◆ Short exercise 1 ◆
In the entries below, arrange the lines from the one with "service-item-label: 古树名木土壤改良及配方施肥 <box>416" to the one with "connector-line <box>219 303 470 464</box>" as a numbered list, leaving out blank lines.

‘Eminent domain’ draws shudders in West Oakland

(From The Oakland Tribune – Posted: 10/03/2010)

By Brian Beveridge

Oakland Voices Correspondent

OAKLAND, CA – Eminent domain: Two words that strike fear in the hearts of property owners.

The legal tool allows cities and government agencies to buy property even if the owner does not want to sell — sometimes below the price the owner thinks is fair. In Oakland, this broad government power helped bring about the West Oakland BART station, the U.S. Postal Service Regional Distribution Center and the relocation of the Cypress Freeway.

In the course of those projects, hundreds of homes and dozens of small businesses were eliminated — all with the intention of serving the public good.

Now, despite objections from both businesses and some residents, Oakland Community and Economic Development Agency staff will recommend Tuesday night that the City Council expand its eminent domain powers to accelerate redevelopment in West Oakland.

At the July meeting of the West Oakland Project Area Committee, known as WOPAC, which represents the community in redevelopment decisions, city staff openly discussed the use of eminent domain to help the Kroger grocery chain acquire property for a proposed 72,000-square-foot Foods Co. supermarket project near West Grand Avenue.

Property owner Sunny Hahn said at that time that no one from City Hall had spoken with him. In fact, he said, Kroger had not even attempted to negotiate with him.

Hahn said a Walnut Creek real estate

broker working for Kroger called in “March or April” and offered him $1.4 million for his land, but that is less than he said he has invested. Hahn said he made a counter offer of about twice that price, and that was the last he heard from Kroger.

Hahn knows about eminent domain. The Korean business man and one-time grocery store operator owned a parking lot in the uptown area near the Sears department store. When the Uptown housing project and Fox Theater redevelopment became realities, the city wanted Hahn’s parking lot as a new home for the Sears auto service center.

Hahn liked his parking lot business and thought the city’s offer for his property was too low. He took the city to court and — after two years and tens of thousands of dollars in legal fees on both sides — a deal was made that satisfied Hahn. He thinks everyone could have saved lots of money if the city had been willing to pay a fair price in the first place.

Strangely enough, Hahn is in the same situation again.

Hahn’s new concern is the recent announcement that Kroger wants to build at least three warehouse-style, full-service grocery stores in Oakland under its Food Co. brand.

Progress — at a price?

According to the city, Kroger has purchased the old cold storage warehouse and related buildings at West Grand Avenue and Myrtle Street. The company plans a 72,000-square-foot store with parking for more than 250 cars.

◆ Short exercise 2 ◆
Pick up the West Oakland eminent domain article above right after its last sentence and continue it.

◆ Input records ◆
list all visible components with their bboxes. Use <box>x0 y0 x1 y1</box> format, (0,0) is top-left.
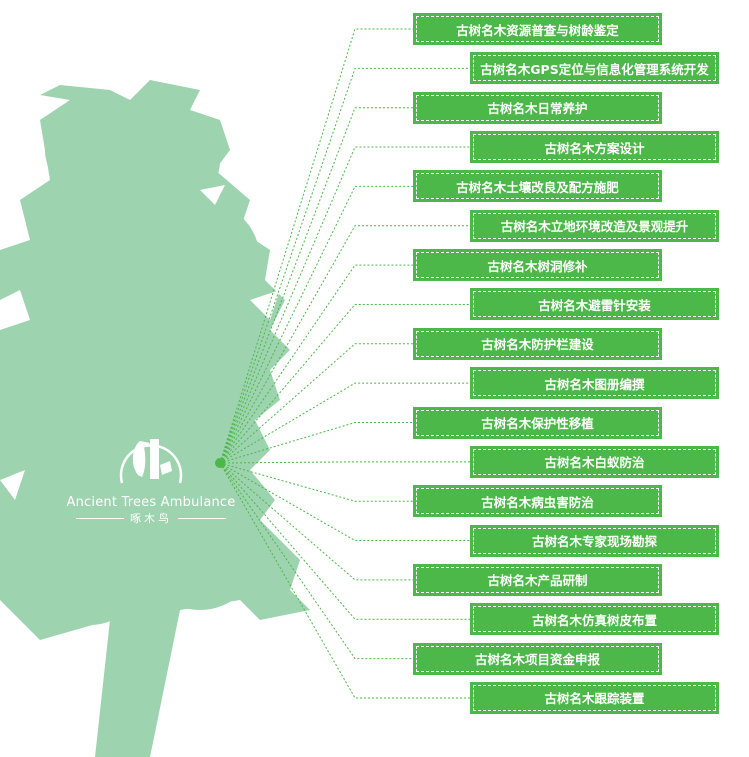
service-item-label: 古树名木土壤改良及配方施肥 <box>416 173 659 200</box>
service-item-label: 古树名木白蚁防治 <box>473 448 716 475</box>
service-item: 古树名木防护栏建设 <box>413 327 662 360</box>
service-item-label: 古树名木专家现场勘探 <box>473 527 716 554</box>
connector-line <box>219 303 470 464</box>
connector-line <box>219 185 413 464</box>
service-item-label: 古树名木立地环境改造及景观提升 <box>473 212 716 239</box>
service-item-label: 古树名木跟踪装置 <box>473 684 716 711</box>
connector-line <box>219 462 470 542</box>
service-item: 古树名木树洞修补 <box>413 249 662 282</box>
service-item-label: 古树名木树洞修补 <box>416 252 659 279</box>
connector-line <box>219 422 413 464</box>
service-item: 古树名木跟踪装置 <box>470 681 719 714</box>
connector-line <box>219 461 470 464</box>
service-item: 古树名木方案设计 <box>470 131 719 164</box>
service-item-label: 古树名木保护性移植 <box>416 409 659 436</box>
service-item-label: 古树名木项目资金申报 <box>416 645 659 672</box>
connector-line <box>219 382 470 464</box>
connector-line <box>219 343 413 464</box>
service-item: 古树名木专家现场勘探 <box>470 524 719 557</box>
service-item: 古树名木土壤改良及配方施肥 <box>413 170 662 203</box>
origin-dot <box>215 458 225 468</box>
service-item-label: 古树名木图册编撰 <box>473 370 716 397</box>
service-item: 古树名木日常养护 <box>413 91 662 124</box>
service-item-label: 古树名木产品研制 <box>416 566 659 593</box>
service-item-label: 古树名木方案设计 <box>473 134 716 161</box>
connector-line <box>219 225 470 464</box>
logo-english: Ancient Trees Ambulance <box>66 495 236 510</box>
service-item-label: 古树名木防护栏建设 <box>416 330 659 357</box>
service-item-label: 古树名木日常养护 <box>416 94 659 121</box>
connector-line <box>219 462 413 660</box>
service-item: 古树名木资源普查与树龄鉴定 <box>413 13 662 45</box>
service-item-label: 古树名木避雷针安装 <box>473 291 716 318</box>
service-item: 古树名木仿真树皮布置 <box>470 603 719 636</box>
service-item: 古树名木避雷针安装 <box>470 288 719 321</box>
service-item: 古树名木立地环境改造及景观提升 <box>470 209 719 242</box>
connector-line <box>219 462 413 581</box>
connector-line <box>219 107 413 464</box>
connector-line <box>219 264 413 464</box>
logo-chinese: 啄木鸟 <box>130 512 172 525</box>
woodpecker-logo-icon <box>119 439 183 484</box>
service-item: 古树名木病虫害防治 <box>413 485 662 518</box>
connector-line <box>219 146 470 464</box>
connector-line <box>219 462 413 502</box>
service-item: 古树名木GPS定位与信息化管理系统开发 <box>470 52 719 85</box>
service-item: 古树名木白蚁防治 <box>470 445 719 478</box>
logo: Ancient Trees Ambulance 啄木鸟 <box>66 425 236 526</box>
service-item: 古树名木图册编撰 <box>470 367 719 400</box>
connector-line <box>219 28 413 464</box>
service-item: 古树名木项目资金申报 <box>413 642 662 675</box>
connector-line <box>219 67 470 464</box>
service-item-label: 古树名木病虫害防治 <box>416 488 659 515</box>
service-item-label: 古树名木GPS定位与信息化管理系统开发 <box>473 55 716 82</box>
connector-line <box>219 462 470 620</box>
service-item-label: 古树名木资源普查与树龄鉴定 <box>416 16 659 42</box>
service-item-label: 古树名木仿真树皮布置 <box>473 606 716 633</box>
service-item: 古树名木产品研制 <box>413 563 662 596</box>
service-item: 古树名木保护性移植 <box>413 406 662 439</box>
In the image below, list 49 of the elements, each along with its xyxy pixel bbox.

◆ Response 1 ◆
1. service-item-label: 古树名木土壤改良及配方施肥 <box>416 173 659 200</box>
2. service-item-label: 古树名木白蚁防治 <box>473 448 716 475</box>
3. service-item: 古树名木防护栏建设 <box>413 327 662 360</box>
4. service-item-label: 古树名木专家现场勘探 <box>473 527 716 554</box>
5. connector-line <box>219 303 470 464</box>

◆ Response 2 ◆
Hahn owns about an acre of commercial land in the project area.

“When I buy the property,” he said, “I have my own dream for a little shopping center.”

No eminent domain proceedings have been started on Hahn’s West Oakland property.

“The city is not between the buyer and seller,” said Patrick Lane of the city’s development agency.

WOPAC has a long-standing policy limiting the amount of property that can be taken by force as part of any redevelopment project in West Oakland.

The policy forbids the taking of any residential property and limits the taking of commercial property to projects of three acres or less. The Foods Co. project is about five acres.

The development agency wants to amend the existing eminent domain rule to make its use more flexible, but a common opinion by some inside and outside city government is that the amendment is very technical and has been a cause for confusion.

In July, WOPAC members asked city staff why the changes to eminent domain could not just apply to the one property in question. Gregory Hunter, director of the agency, said that type of “spot zoning” was against policy.

Councilmember Nancy Nadel (West Oakland-Downtown) said via e-mail, “The expansion of eminent domain is only for this grocery store project and that is why I support it.”

The full council will vote Tuesday on whether to amend the eminent domain rule to apply specifically to the two blocks around West Grand Avenue and Myrtle Street.

At the same July meeting, city staff pressed for the need of eminent domain in the Foods Co. project, but by August they appeared to back away from that position.

Larry Rice, co-chairman of WOPAC, said a development agency staffer “alluded to the fact that eminent domain would not be needed on the property because a deal was in negotiations.”

That was news to Hahn.

“No negotiations are going on, not at all,” he said during a Sept. 10 interview for this story. “(The development agency) never contact me at all.”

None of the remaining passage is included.